▶ [Raw data]
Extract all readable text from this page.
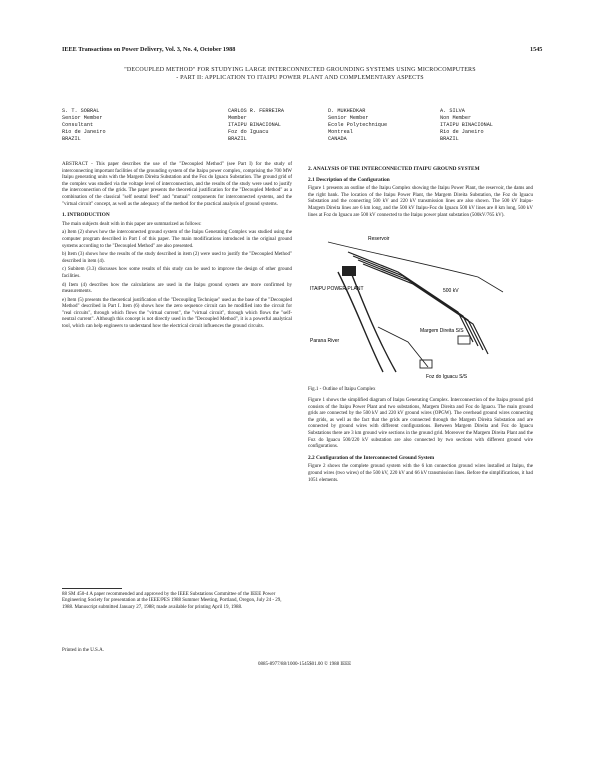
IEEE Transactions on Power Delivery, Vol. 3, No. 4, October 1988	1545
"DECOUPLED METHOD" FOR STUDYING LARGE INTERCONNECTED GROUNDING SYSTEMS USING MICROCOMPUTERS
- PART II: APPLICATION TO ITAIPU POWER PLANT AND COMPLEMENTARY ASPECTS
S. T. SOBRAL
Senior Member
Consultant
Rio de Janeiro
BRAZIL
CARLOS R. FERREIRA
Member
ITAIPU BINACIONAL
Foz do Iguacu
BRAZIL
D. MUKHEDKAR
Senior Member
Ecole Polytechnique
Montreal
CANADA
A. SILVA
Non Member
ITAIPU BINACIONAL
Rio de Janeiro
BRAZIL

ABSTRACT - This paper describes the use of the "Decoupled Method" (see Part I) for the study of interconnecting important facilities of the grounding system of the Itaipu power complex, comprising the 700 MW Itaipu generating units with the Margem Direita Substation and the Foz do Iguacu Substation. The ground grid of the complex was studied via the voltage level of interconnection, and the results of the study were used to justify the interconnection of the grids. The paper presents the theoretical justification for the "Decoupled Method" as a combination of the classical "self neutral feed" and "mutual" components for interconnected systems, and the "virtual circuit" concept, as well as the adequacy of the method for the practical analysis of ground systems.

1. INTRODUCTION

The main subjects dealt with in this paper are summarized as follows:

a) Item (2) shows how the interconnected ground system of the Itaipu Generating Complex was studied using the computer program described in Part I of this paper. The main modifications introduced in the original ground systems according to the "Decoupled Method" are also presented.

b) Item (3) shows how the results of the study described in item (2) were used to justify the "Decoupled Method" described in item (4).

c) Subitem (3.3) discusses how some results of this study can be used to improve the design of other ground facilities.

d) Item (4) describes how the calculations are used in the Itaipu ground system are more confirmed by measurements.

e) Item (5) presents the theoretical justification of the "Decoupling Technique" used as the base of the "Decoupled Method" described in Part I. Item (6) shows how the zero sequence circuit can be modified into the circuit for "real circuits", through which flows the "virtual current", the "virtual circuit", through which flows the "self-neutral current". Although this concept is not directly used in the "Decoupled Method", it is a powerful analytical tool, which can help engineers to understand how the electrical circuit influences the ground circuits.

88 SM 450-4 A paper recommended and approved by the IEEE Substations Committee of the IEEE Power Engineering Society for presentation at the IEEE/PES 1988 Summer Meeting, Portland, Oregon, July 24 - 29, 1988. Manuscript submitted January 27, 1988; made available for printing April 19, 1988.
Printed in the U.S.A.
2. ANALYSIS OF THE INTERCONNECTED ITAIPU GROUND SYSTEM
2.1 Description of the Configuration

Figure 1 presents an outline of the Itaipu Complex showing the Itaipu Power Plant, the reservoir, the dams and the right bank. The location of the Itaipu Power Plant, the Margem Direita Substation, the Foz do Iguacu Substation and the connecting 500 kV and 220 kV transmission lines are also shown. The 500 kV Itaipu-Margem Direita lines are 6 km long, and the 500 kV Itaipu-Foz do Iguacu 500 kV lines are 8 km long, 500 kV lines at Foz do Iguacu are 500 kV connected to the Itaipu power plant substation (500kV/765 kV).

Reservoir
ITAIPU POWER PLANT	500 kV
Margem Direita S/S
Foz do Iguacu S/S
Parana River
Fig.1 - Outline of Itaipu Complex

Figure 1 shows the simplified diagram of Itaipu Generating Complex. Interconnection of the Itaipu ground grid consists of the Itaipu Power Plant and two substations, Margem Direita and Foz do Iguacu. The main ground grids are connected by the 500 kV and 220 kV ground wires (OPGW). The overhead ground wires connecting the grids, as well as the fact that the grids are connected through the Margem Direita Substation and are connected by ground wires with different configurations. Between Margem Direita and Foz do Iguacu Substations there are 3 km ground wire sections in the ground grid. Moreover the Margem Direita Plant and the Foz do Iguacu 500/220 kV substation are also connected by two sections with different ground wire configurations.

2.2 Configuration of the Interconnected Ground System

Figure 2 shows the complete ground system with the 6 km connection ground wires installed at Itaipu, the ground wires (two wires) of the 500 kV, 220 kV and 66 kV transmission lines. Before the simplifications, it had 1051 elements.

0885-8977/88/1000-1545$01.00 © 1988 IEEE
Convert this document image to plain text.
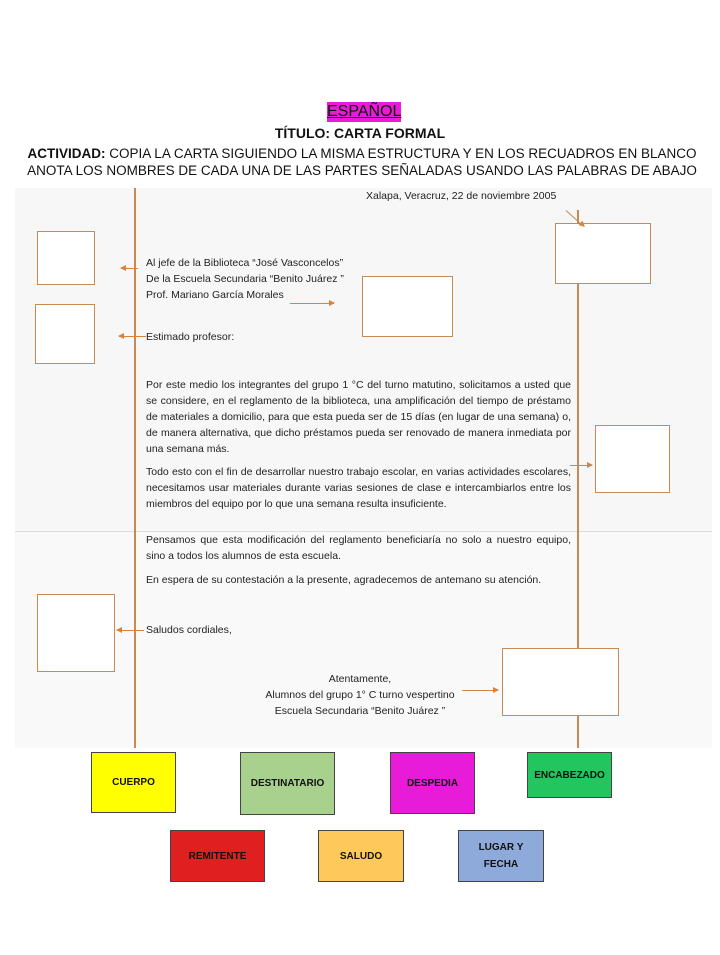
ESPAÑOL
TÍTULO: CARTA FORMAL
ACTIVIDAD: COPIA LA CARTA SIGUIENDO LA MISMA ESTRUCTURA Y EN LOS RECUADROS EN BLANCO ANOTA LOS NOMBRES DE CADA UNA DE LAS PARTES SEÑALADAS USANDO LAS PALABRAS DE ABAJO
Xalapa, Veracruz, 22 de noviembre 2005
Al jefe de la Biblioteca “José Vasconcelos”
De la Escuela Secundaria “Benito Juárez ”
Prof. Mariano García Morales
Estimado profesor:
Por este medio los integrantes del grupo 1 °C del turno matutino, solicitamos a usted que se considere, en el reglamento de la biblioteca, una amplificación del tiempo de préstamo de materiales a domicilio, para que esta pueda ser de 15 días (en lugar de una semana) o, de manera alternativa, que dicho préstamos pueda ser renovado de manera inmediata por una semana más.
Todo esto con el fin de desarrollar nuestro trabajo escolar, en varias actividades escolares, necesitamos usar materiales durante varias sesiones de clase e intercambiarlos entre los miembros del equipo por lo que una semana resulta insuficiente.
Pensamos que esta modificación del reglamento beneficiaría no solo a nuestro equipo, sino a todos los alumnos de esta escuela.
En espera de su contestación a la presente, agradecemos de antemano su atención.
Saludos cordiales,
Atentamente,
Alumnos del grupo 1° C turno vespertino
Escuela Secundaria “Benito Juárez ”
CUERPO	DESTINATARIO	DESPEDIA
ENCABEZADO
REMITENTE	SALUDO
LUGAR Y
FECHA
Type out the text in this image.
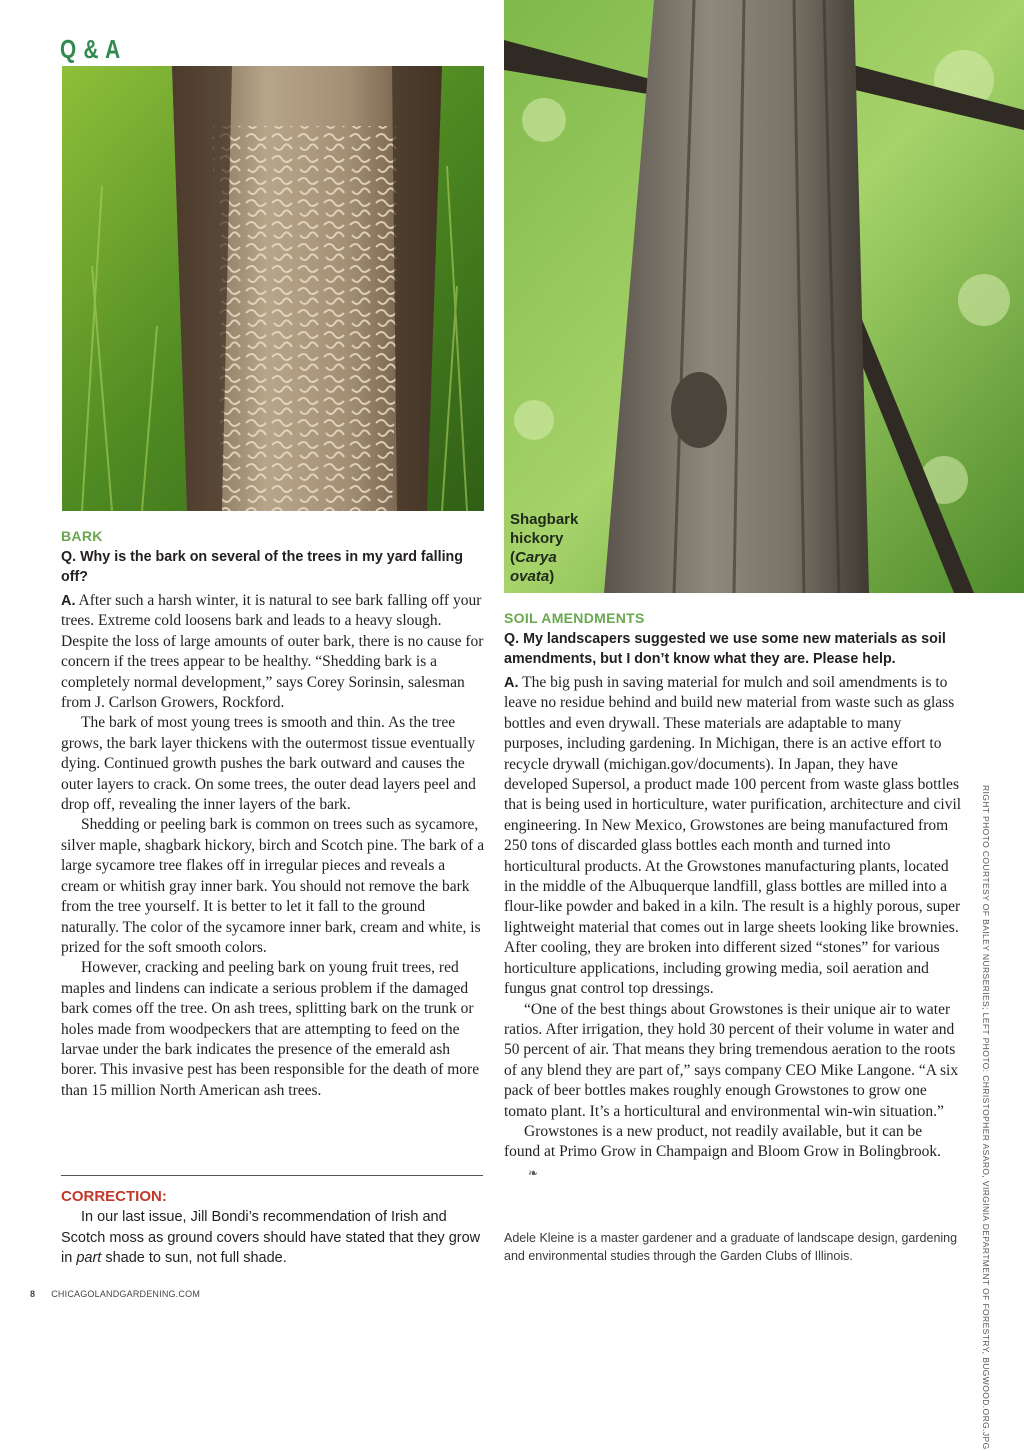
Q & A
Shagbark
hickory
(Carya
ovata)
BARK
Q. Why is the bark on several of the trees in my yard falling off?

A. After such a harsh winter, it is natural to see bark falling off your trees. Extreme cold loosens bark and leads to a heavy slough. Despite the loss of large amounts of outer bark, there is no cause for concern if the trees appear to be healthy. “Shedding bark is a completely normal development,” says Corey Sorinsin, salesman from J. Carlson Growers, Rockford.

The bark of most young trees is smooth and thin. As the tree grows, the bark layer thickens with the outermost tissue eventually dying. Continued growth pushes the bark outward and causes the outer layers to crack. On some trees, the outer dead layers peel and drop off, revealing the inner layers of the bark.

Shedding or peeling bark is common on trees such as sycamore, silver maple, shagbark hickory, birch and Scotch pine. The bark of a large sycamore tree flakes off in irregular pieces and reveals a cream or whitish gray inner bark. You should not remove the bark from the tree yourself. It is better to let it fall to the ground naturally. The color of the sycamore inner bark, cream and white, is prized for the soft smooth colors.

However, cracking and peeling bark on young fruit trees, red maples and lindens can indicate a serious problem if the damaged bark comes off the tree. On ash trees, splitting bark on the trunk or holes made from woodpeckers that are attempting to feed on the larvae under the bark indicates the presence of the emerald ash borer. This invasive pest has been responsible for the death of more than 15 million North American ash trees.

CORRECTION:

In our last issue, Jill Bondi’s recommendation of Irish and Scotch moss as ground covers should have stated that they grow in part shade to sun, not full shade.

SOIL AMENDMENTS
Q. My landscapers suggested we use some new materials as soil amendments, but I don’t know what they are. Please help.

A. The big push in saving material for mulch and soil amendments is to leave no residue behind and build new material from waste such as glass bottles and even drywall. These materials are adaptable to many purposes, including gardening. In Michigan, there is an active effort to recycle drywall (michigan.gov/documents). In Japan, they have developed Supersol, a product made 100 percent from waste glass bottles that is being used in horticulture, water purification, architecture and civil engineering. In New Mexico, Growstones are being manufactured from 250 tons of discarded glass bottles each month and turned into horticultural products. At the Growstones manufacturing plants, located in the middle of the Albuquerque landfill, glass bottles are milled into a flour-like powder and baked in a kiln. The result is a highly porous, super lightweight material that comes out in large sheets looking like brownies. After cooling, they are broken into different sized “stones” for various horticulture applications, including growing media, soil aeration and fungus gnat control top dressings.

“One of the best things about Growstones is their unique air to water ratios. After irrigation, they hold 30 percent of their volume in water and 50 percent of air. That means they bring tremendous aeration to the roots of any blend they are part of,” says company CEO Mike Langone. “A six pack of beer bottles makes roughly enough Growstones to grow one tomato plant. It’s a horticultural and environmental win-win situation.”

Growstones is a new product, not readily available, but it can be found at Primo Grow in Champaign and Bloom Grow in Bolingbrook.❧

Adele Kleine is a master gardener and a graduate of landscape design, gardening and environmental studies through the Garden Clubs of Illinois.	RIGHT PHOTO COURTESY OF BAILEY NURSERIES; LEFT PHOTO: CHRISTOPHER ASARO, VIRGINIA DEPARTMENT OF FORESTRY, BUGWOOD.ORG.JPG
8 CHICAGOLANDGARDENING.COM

▶ [Prompt] Go through the listing above and pull out each line containing the word "grupo".

▶ [Final answer]
Por este medio los integrantes del grupo 1 °C del turno matutino, solicitamos a usted que se considere, en el reglamento de la biblioteca, una amplificación del tiempo de préstamo de materiales a domicilio, para que esta pueda ser de 15 días (en lugar de una semana) o, de manera alternativa, que dicho préstamos pueda ser renovado de manera inmediata por una semana más.
Alumnos del grupo 1° C turno vespertino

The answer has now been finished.